Write out all of the data without omission, exactly as shown.
** Start Entries provided **
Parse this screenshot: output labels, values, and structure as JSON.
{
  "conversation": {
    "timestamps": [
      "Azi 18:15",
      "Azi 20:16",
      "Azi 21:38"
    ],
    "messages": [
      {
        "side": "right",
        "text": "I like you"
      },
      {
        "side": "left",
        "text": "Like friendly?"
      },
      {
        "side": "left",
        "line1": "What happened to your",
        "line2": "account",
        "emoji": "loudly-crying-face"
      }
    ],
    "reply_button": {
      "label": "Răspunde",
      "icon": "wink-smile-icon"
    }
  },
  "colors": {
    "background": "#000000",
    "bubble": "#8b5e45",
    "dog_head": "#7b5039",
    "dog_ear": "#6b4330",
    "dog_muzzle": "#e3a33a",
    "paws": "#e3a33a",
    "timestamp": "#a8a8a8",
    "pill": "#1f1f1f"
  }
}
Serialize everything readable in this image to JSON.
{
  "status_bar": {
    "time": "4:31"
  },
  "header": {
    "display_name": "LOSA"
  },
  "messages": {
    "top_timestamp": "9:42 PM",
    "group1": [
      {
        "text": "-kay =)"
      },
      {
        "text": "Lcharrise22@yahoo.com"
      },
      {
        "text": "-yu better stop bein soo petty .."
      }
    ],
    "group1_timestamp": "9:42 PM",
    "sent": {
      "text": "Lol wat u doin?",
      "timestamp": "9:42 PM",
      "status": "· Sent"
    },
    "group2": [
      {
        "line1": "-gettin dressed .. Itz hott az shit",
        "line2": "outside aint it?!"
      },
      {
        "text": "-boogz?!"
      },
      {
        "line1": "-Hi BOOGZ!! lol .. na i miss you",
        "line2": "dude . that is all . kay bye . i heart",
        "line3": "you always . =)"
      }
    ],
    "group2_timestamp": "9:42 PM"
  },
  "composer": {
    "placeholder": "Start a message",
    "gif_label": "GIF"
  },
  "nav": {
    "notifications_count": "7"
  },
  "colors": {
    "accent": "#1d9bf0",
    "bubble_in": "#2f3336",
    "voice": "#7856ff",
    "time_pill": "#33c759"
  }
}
** End Entries provided **
### Answer to the exercise
Parse this screenshot: output labels, values, and structure as JSON.
{
  "conversation": {
    "timestamps": [
      "Azi 18:15",
      "Azi 20:16",
      "Azi 21:38"
    ],
    "messages": [
      {
        "side": "right",
        "text": "I like you"
      },
      {
        "side": "left",
        "text": "Like friendly?"
      },
      {
        "side": "left",
        "line1": "What happened to your",
        "line2": "account",
        "emoji": "loudly-crying-face"
      }
    ],
    "reply_button": {
      "label": "Răspunde",
      "icon": "wink-smile-icon"
    }
  },
  "colors": {
    "background": "#000000",
    "bubble": "#8b5e45",
    "dog_head": "#7b5039",
    "dog_ear": "#6b4330",
    "dog_muzzle": "#e3a33a",
    "paws": "#e3a33a",
    "timestamp": "#a8a8a8",
    "pill": "#1f1f1f"
  }
}
Serialize everything readable in this image to JSON.
{
  "status_bar": {
    "time": "4:31"
  },
  "header": {
    "display_name": "LOSA"
  },
  "messages": {
    "top_timestamp": "9:42 PM",
    "group1": [
      {
        "text": "-kay =)"
      },
      {
        "text": "Lcharrise22@yahoo.com"
      },
      {
        "text": "-yu better stop bein soo petty .."
      }
    ],
    "group1_timestamp": "9:42 PM",
    "sent": {
      "text": "Lol wat u doin?",
      "timestamp": "9:42 PM",
      "status": "· Sent"
    },
    "group2": [
      {
        "line1": "-gettin dressed .. Itz hott az shit",
        "line2": "outside aint it?!"
      },
      {
        "text": "-boogz?!"
      },
      {
        "line1": "-Hi BOOGZ!! lol .. na i miss you",
        "line2": "dude . that is all . kay bye . i heart",
        "line3": "you always . =)"
      }
    ],
    "group2_timestamp": "9:42 PM"
  },
  "composer": {
    "placeholder": "Start a message",
    "gif_label": "GIF"
  },
  "nav": {
    "notifications_count": "7"
  },
  "colors": {
    "accent": "#1d9bf0",
    "bubble_in": "#2f3336",
    "voice": "#7856ff",
    "time_pill": "#33c759"
  }
}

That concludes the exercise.